* Material shown:
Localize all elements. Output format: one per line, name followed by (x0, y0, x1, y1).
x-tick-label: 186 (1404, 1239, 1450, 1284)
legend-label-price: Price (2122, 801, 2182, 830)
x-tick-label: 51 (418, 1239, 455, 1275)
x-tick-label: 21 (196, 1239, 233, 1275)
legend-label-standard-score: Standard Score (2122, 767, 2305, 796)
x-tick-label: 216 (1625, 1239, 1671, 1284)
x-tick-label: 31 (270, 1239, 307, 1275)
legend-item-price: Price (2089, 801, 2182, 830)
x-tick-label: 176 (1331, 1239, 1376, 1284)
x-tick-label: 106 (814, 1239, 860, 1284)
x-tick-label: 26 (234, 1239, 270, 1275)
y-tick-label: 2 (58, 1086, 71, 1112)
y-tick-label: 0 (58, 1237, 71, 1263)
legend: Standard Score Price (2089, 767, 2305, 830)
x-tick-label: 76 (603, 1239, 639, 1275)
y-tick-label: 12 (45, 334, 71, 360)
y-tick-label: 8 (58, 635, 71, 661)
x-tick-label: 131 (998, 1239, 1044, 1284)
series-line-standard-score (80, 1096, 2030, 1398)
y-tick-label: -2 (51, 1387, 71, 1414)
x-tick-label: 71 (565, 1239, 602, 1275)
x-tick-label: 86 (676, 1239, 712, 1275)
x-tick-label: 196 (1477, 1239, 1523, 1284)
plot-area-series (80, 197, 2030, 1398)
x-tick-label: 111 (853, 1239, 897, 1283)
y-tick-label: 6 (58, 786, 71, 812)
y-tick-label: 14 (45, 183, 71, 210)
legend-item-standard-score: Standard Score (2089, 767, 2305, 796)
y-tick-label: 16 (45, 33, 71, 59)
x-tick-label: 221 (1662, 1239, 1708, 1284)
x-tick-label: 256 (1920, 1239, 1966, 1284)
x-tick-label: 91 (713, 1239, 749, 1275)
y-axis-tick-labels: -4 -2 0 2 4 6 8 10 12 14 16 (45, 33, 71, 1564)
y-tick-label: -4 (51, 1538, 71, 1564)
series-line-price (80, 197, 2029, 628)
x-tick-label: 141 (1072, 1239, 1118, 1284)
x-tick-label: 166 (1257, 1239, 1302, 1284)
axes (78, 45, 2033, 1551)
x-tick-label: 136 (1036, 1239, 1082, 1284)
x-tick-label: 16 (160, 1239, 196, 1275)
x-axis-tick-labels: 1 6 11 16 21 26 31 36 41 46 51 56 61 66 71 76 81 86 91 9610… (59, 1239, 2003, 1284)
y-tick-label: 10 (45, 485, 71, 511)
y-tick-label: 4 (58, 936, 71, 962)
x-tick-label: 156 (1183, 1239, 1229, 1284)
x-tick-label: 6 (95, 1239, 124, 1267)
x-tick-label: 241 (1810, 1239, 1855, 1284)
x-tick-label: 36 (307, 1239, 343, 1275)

* Given request: Copy every line of the records above verbatim, keeping each character and the original line order.

* Exercise answer:
Localize all elements. Output format: one per line, name followed by (x0, y0, x1, y1).
x-tick-label: 186 (1404, 1239, 1450, 1284)
legend-label-price: Price (2122, 801, 2182, 830)
x-tick-label: 51 (418, 1239, 455, 1275)
x-tick-label: 21 (196, 1239, 233, 1275)
legend-label-standard-score: Standard Score (2122, 767, 2305, 796)
x-tick-label: 216 (1625, 1239, 1671, 1284)
x-tick-label: 31 (270, 1239, 307, 1275)
legend-item-price: Price (2089, 801, 2182, 830)
x-tick-label: 176 (1331, 1239, 1376, 1284)
x-tick-label: 106 (814, 1239, 860, 1284)
x-tick-label: 26 (234, 1239, 270, 1275)
y-tick-label: 2 (58, 1086, 71, 1112)
y-tick-label: 0 (58, 1237, 71, 1263)
legend: Standard Score Price (2089, 767, 2305, 830)
x-tick-label: 76 (603, 1239, 639, 1275)
y-tick-label: 12 (45, 334, 71, 360)
y-tick-label: 8 (58, 635, 71, 661)
x-tick-label: 131 (998, 1239, 1044, 1284)
series-line-standard-score (80, 1096, 2030, 1398)
y-tick-label: -2 (51, 1387, 71, 1414)
x-tick-label: 71 (565, 1239, 602, 1275)
x-tick-label: 86 (676, 1239, 712, 1275)
x-tick-label: 196 (1477, 1239, 1523, 1284)
plot-area-series (80, 197, 2030, 1398)
x-tick-label: 111 (853, 1239, 897, 1283)
y-tick-label: 6 (58, 786, 71, 812)
y-tick-label: 14 (45, 183, 71, 210)
legend-item-standard-score: Standard Score (2089, 767, 2305, 796)
y-tick-label: 16 (45, 33, 71, 59)
x-tick-label: 221 (1662, 1239, 1708, 1284)
x-tick-label: 256 (1920, 1239, 1966, 1284)
x-tick-label: 91 (713, 1239, 749, 1275)
y-axis-tick-labels: -4 -2 0 2 4 6 8 10 12 14 16 (45, 33, 71, 1564)
y-tick-label: -4 (51, 1538, 71, 1564)
series-line-price (80, 197, 2029, 628)
x-tick-label: 141 (1072, 1239, 1118, 1284)
x-tick-label: 166 (1257, 1239, 1302, 1284)
axes (78, 45, 2033, 1551)
x-tick-label: 136 (1036, 1239, 1082, 1284)
x-tick-label: 16 (160, 1239, 196, 1275)
x-axis-tick-labels: 1 6 11 16 21 26 31 36 41 46 51 56 61 66 71 76 81 86 91 9610… (59, 1239, 2003, 1284)
y-tick-label: 10 (45, 485, 71, 511)
y-tick-label: 4 (58, 936, 71, 962)
x-tick-label: 156 (1183, 1239, 1229, 1284)
x-tick-label: 6 (95, 1239, 124, 1267)
x-tick-label: 241 (1810, 1239, 1855, 1284)
x-tick-label: 36 (307, 1239, 343, 1275)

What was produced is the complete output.